**Quoted text**
· · ·

Well, it was different back then. 😉
It was normal that you'd just install whatever came on the CD the graphics card came with.

Here a qote of John Carmack in Feb 1998, about one year after release of the Rage Pro:

ATI rage pro
----
On paper, this chip looks like it should run almost decently - about the performance of a permedia II, but with per-pixel mip mapping and colored lighting. With the currently shipping MCD GL driver on NT, it just doesn't run well at all. The performance is well below acceptable, and there are some strange mip map selection errors. We have been hearing for quite some time that ATI is working on an OpenGL ICD for both '95 and NT, but we haven't seen it yet. The rage pro supposedly has multitexture capability, which would help out quite a bit if they implement the multitexture extension. If they do a very good driver, the rage pro may get up to the performance of the rendition cards. Supports up to 16MB, which would make it good for development work if the rest of it was up to par.

· · ·

**Data section**
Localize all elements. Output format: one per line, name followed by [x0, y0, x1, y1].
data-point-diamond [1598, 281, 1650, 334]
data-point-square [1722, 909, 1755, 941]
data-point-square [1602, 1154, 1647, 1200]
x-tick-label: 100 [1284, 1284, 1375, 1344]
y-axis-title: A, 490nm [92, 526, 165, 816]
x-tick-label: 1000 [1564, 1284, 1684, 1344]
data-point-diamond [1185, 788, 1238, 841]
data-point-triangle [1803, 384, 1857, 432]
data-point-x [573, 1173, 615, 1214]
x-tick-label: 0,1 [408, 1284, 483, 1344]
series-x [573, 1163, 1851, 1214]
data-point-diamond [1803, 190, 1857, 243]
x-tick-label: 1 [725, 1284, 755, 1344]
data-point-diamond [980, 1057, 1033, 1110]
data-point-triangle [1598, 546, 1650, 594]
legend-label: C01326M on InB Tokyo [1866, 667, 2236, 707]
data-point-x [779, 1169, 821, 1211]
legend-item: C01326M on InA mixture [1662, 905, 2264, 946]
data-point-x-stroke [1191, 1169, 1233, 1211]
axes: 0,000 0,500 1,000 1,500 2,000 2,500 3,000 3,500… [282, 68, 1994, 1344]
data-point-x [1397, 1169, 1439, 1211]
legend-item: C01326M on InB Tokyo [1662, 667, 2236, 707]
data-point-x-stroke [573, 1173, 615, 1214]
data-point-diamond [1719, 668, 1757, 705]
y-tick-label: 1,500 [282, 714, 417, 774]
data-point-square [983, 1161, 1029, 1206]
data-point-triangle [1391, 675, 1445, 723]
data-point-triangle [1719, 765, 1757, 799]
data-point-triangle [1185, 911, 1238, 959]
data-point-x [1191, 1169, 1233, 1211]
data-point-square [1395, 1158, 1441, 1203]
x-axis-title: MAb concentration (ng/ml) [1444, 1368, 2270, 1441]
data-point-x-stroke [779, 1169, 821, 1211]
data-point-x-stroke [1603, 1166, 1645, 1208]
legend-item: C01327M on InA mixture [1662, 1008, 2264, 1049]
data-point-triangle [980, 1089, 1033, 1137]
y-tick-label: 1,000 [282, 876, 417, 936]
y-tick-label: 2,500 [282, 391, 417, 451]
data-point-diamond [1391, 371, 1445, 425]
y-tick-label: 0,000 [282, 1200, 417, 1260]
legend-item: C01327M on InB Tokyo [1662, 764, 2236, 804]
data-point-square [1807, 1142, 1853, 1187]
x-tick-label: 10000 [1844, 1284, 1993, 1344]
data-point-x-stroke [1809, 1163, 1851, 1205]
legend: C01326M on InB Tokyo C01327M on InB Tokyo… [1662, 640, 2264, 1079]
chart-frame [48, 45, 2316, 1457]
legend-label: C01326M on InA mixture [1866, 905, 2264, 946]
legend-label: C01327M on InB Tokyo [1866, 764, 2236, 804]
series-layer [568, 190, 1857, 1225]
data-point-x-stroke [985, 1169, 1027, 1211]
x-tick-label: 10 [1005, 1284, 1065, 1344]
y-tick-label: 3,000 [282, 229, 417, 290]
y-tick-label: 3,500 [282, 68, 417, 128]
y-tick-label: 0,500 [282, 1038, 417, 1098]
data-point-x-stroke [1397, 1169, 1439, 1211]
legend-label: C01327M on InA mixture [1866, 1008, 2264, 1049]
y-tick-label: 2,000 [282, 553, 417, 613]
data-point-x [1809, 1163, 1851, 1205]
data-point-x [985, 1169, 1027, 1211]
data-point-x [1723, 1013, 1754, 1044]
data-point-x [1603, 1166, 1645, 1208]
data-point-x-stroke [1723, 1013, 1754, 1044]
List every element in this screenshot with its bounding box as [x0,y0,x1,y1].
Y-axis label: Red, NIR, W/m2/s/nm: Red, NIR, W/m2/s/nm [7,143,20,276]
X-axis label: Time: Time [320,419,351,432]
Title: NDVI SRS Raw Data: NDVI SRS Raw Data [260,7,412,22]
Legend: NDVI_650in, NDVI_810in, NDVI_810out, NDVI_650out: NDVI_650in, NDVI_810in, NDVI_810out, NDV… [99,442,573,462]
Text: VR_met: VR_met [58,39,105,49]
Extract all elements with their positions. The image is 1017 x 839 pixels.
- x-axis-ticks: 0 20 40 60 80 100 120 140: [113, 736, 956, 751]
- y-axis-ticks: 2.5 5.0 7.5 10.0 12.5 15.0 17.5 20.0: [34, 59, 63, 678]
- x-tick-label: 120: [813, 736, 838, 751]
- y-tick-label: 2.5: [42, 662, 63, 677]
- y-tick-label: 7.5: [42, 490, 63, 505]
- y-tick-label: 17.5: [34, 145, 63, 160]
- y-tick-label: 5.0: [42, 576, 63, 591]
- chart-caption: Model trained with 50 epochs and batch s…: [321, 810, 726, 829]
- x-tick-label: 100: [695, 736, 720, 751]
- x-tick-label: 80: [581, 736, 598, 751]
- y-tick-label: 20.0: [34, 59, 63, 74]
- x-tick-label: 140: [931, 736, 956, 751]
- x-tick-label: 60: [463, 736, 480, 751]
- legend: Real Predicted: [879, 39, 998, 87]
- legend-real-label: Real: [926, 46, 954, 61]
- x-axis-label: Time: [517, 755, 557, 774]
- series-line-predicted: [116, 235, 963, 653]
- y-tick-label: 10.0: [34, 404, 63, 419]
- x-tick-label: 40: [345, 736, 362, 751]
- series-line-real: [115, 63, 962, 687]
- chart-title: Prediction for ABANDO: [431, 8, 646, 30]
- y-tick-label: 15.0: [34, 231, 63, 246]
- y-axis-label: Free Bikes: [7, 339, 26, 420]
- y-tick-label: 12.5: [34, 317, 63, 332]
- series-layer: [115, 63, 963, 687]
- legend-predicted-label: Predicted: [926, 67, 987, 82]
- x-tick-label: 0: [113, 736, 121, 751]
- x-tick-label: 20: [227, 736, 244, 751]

· · ·

**What you need to do**
In the quote about the ATI Rage Pro, what performance could the chip reach if ATI wrote a very good driver?

**Answer for this exercise**
The performance of the Rendition cards.